■ TRECHO DO DOCUMENTO:
A incidência cada vez maior de crianças com Aids e a morte precoce dos pais pela doença têm feito crescer o número de crianças órfãs e abandonadas pela família no Brasil. Nestes casos, a perspectiva de adoção é ainda menor do que para as crianças saudáveis, principalmente para aquelas com mais de dois anos de idade e que já não têm mais chances de reverter naturalmente a doença.
Segundo a técnica administrativa da Comissão Estadual Judiciária de Adoção, Jane Pereira Prestes, os casos de adoção de crianças soropositivas são muito raros. ‘‘A maioria dos casais alega medo de perder o filho adotivo ou têm preconceito em relação à doença’’, diz. Desde 1994, apenas duas crianças portadoras do vírus HIV foram adotadas no Paraná.

■ TAREFA PROPOSTA:
Escreva a continuação do texto acima sobre a adoção de crianças soropositivas no Brasil, começando logo após a última frase.

■ MATERIAL FORNECIDO:
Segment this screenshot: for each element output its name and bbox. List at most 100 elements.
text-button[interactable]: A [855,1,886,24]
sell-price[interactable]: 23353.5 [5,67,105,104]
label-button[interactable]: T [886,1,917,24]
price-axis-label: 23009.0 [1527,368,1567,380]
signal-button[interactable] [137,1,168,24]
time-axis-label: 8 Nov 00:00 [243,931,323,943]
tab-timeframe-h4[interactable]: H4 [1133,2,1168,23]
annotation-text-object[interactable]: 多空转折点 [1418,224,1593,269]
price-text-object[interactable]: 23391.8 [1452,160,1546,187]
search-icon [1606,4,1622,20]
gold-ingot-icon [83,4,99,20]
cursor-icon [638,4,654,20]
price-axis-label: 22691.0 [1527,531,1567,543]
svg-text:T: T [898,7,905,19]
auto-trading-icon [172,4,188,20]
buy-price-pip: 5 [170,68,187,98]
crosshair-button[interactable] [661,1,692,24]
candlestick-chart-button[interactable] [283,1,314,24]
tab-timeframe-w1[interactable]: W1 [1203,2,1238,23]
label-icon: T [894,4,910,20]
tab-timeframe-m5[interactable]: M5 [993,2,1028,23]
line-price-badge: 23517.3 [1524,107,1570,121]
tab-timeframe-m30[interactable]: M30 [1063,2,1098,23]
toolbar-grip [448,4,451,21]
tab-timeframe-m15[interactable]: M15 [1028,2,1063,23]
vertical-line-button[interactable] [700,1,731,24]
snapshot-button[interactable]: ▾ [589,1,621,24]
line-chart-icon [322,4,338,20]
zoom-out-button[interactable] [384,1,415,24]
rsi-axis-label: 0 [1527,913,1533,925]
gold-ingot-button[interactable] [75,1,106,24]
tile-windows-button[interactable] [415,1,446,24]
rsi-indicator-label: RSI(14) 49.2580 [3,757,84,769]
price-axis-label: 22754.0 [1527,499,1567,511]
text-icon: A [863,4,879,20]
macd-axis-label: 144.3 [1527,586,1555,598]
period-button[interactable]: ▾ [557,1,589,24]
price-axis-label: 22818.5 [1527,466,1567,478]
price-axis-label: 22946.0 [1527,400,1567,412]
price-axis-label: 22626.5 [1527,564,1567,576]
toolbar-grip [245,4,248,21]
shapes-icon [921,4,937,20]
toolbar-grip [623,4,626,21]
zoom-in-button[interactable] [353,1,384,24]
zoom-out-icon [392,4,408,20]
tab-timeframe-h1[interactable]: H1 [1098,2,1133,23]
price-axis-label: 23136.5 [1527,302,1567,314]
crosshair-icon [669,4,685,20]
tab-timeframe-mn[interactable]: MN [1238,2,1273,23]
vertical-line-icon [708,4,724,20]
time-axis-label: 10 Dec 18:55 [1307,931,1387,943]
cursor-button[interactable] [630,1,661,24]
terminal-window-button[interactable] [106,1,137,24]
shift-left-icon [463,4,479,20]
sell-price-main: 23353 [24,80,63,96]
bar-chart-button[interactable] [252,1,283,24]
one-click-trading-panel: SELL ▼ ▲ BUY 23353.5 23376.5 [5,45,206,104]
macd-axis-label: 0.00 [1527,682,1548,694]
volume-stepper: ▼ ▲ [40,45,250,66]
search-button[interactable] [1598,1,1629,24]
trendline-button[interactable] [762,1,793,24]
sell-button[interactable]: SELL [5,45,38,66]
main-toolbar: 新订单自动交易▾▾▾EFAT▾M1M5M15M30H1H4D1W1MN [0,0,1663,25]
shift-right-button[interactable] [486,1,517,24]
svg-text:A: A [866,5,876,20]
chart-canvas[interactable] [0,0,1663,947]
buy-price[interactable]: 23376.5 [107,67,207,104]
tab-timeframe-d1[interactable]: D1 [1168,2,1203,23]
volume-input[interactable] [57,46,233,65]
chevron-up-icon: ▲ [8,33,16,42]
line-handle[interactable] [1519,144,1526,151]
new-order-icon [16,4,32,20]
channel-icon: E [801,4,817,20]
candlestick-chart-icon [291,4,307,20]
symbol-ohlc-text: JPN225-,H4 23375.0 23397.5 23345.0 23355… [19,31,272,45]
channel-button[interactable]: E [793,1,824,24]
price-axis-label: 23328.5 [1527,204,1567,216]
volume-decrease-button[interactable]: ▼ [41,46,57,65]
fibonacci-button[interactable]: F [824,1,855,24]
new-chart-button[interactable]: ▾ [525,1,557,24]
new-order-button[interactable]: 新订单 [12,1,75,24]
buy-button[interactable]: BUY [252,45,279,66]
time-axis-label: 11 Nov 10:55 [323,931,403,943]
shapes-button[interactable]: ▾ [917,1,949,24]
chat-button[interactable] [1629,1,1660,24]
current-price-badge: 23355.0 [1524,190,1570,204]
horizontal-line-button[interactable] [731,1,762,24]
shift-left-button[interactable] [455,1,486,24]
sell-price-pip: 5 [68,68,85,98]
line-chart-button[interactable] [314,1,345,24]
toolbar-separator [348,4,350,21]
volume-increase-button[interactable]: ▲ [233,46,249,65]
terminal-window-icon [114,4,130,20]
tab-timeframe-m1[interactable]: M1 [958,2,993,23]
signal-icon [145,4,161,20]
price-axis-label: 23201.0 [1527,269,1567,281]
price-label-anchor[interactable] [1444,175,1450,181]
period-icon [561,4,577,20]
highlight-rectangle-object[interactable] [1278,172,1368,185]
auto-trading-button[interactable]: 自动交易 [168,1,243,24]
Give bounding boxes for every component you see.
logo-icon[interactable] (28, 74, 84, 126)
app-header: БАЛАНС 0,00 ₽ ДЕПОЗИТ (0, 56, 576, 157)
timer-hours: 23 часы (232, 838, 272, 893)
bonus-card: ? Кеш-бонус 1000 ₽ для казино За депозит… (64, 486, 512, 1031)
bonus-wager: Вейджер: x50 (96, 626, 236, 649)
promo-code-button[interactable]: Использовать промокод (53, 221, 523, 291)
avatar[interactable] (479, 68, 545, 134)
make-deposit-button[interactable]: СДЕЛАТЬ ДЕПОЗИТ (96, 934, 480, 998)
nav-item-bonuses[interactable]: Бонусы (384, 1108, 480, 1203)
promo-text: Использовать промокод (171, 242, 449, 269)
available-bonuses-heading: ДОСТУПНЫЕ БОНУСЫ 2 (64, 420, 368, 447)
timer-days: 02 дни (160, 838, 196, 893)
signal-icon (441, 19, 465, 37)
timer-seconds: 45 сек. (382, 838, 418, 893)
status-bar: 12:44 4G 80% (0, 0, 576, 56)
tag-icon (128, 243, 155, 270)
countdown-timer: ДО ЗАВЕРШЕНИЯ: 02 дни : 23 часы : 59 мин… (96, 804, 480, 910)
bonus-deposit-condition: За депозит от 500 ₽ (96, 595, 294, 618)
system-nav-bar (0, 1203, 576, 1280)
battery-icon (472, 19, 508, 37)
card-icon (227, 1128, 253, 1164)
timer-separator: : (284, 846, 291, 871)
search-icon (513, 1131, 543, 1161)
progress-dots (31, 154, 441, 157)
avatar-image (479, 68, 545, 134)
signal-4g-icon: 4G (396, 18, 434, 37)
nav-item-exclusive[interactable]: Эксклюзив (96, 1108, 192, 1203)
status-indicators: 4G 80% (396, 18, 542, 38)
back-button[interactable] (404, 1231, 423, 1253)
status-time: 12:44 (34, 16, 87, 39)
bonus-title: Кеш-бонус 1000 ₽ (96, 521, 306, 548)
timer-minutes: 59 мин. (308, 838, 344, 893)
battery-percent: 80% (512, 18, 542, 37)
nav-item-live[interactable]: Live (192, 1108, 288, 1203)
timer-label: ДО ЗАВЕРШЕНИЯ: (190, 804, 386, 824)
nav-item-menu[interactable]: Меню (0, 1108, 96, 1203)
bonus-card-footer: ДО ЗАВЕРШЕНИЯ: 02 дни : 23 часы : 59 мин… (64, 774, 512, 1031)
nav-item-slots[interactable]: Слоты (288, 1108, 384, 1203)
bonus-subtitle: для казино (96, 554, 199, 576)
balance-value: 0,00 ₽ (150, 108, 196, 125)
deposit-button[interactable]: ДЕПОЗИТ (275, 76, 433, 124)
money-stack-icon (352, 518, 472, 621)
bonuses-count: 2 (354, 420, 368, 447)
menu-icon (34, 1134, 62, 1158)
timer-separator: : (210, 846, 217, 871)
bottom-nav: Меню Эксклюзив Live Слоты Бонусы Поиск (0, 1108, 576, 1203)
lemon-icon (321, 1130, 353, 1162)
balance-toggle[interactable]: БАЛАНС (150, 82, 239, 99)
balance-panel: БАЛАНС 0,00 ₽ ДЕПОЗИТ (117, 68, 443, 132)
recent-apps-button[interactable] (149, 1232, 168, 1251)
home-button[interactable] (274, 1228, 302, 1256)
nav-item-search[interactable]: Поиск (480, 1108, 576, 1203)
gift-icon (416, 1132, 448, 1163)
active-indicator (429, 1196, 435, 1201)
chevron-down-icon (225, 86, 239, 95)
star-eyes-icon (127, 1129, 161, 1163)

■ PROBLEMA RESOLVIDO:
Atualmente, há em Curitiba duas casas de apoio às crianças com Aids. A Morada do Sol, inaugurada há um ano, e a Associação Paranaense Alegria de Viver (Apavi) atendem diretamente 33 crianças órfãs e fornecem cestas básicas e medicamentos para outras 60 famílias que têm filhos soropositivos. A maioria vêm de famílias pobres residentes nos municípios da Região Metropolitana de Curitiba.